> **TEXTO SELECCIONADO**:
◆ ◆ ◆ ◆

Continúo las crónicas sobre mi inmigración temprana, con algunos hechos que me impresionaron de Caracas durante los tres primeros años de vida en esta ciudad, recordando siempre que hablo de la Caracas de mediados de 1956 hasta finales de 1958, y que me quiero mantener fiel a los recuerdos de un niño entre cinco y ocho años.
Edificios de la Avenida Miguel Ángel
No puedo dejar de mencionar el particular paisaje urbano que conocí y que, asombrosamente, se mantiene hoy casi tal cual era hace 69 años. Como ya dije, vivíamos en la Avenida Miguel Ángel (AMG), en Colinas de Bello Monte, y prácticamente a eso, se reducía mi mundo, con efímeras salidas a partes cercanas de la ciudad, lo más lejos, al Zoológico de El Pinar. A veces caminaba con mi mamá o mi tía hasta el comienzo de la avenida para comprar pan en la Panadería La Espiga, que aún existe y que en esa época pertenecía a la familia Rossetti −uno de cuyos hijos, Paolo, cursó conmigo primer grado−. Después, la moda fueron las arepas, pues cerca de la casa abrieron una arepera, no como las de hoy, ya que allí solo vendían arepas sin rellenar. Pero este es un recuerdo que posiblemente se remonta a la década de los años sesenta del pasado siglo.

◆ ◆ ◆ ◆

> **SECCIÓN DE DATOS**:

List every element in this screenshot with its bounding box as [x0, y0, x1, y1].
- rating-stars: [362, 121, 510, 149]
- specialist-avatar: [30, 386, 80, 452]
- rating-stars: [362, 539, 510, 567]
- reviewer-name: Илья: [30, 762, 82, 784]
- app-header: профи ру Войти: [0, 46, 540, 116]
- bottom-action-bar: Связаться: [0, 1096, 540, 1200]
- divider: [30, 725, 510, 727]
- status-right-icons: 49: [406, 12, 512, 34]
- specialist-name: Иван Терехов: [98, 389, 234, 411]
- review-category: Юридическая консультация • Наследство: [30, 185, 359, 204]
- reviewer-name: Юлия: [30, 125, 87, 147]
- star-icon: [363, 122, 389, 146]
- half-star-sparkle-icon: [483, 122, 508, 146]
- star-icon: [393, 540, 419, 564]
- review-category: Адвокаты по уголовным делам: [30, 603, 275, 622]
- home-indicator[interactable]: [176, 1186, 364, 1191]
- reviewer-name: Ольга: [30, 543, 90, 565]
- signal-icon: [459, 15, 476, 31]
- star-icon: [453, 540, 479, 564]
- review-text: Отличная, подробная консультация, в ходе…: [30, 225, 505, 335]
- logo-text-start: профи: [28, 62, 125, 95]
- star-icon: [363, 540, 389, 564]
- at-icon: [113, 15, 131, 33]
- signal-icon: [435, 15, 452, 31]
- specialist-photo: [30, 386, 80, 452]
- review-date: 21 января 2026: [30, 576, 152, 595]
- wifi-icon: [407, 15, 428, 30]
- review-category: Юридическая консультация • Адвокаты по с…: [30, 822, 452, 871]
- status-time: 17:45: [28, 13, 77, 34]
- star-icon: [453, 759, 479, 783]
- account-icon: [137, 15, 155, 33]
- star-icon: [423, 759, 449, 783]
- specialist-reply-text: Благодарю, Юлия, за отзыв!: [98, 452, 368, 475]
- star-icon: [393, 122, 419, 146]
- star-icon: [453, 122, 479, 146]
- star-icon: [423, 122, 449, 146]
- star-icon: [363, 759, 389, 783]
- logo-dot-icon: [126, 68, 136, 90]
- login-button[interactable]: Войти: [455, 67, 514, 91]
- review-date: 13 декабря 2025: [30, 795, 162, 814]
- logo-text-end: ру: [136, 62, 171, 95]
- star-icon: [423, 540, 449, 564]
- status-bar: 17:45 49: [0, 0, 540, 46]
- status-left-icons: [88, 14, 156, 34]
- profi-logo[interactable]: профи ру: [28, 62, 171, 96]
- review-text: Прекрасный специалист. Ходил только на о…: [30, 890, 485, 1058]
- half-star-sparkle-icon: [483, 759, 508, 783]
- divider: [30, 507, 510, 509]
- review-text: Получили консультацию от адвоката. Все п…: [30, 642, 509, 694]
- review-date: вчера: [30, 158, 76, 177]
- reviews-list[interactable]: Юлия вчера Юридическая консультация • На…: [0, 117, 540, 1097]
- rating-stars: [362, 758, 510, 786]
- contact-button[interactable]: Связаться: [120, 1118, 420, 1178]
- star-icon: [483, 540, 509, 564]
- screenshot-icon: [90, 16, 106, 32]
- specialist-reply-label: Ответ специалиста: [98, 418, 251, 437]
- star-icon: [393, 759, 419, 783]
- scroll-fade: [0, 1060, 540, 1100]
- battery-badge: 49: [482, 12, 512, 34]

◆ ◆ ◆ ◆

> **COMPLETA LO SIGUIENTE**:
(A) Responde con base en la crónica anterior:
(i) ¿Entre qué edades tenía el niño cuyos recuerdos se quieren mantener fieles?
(ii) ¿En qué avenida y en qué urbanización vivía la familia?
(iii) ¿En qué panadería compraban pan?
(B) Devuelve sin cambios el fragmento de la crónica que comienza con "Continúo las crónicas" y llega hasta "y ocho años.".
(C) Resume la crónica en dos oraciones.

> **SOLUCIONES**:
(A)
(i) Entre cinco y ocho años.
(ii) En la Avenida Miguel Ángel, en Colinas de Bello Monte.
(iii) En la Panadería La Espiga.

(B)
Continúo las crónicas sobre mi inmigración temprana, con algunos hechos que me impresionaron de Caracas durante los tres primeros años de vida en esta ciudad, recordando siempre que hablo de la Caracas de mediados de 1956 hasta finales de 1958, y que me quiero mantener fiel a los recuerdos de un niño entre cinco y ocho años.

(C) La crónica sigue los recuerdos de una inmigración temprana a la Caracas de mediados de 1956 a finales de 1958, vista por un niño de entre cinco y ocho años. Aquel mundo se reducía casi a la Avenida Miguel Ángel, en Colinas de Bello Monte, desde donde a veces se caminaba con la mamá o la tía a comprar pan en la Panadería La Espiga.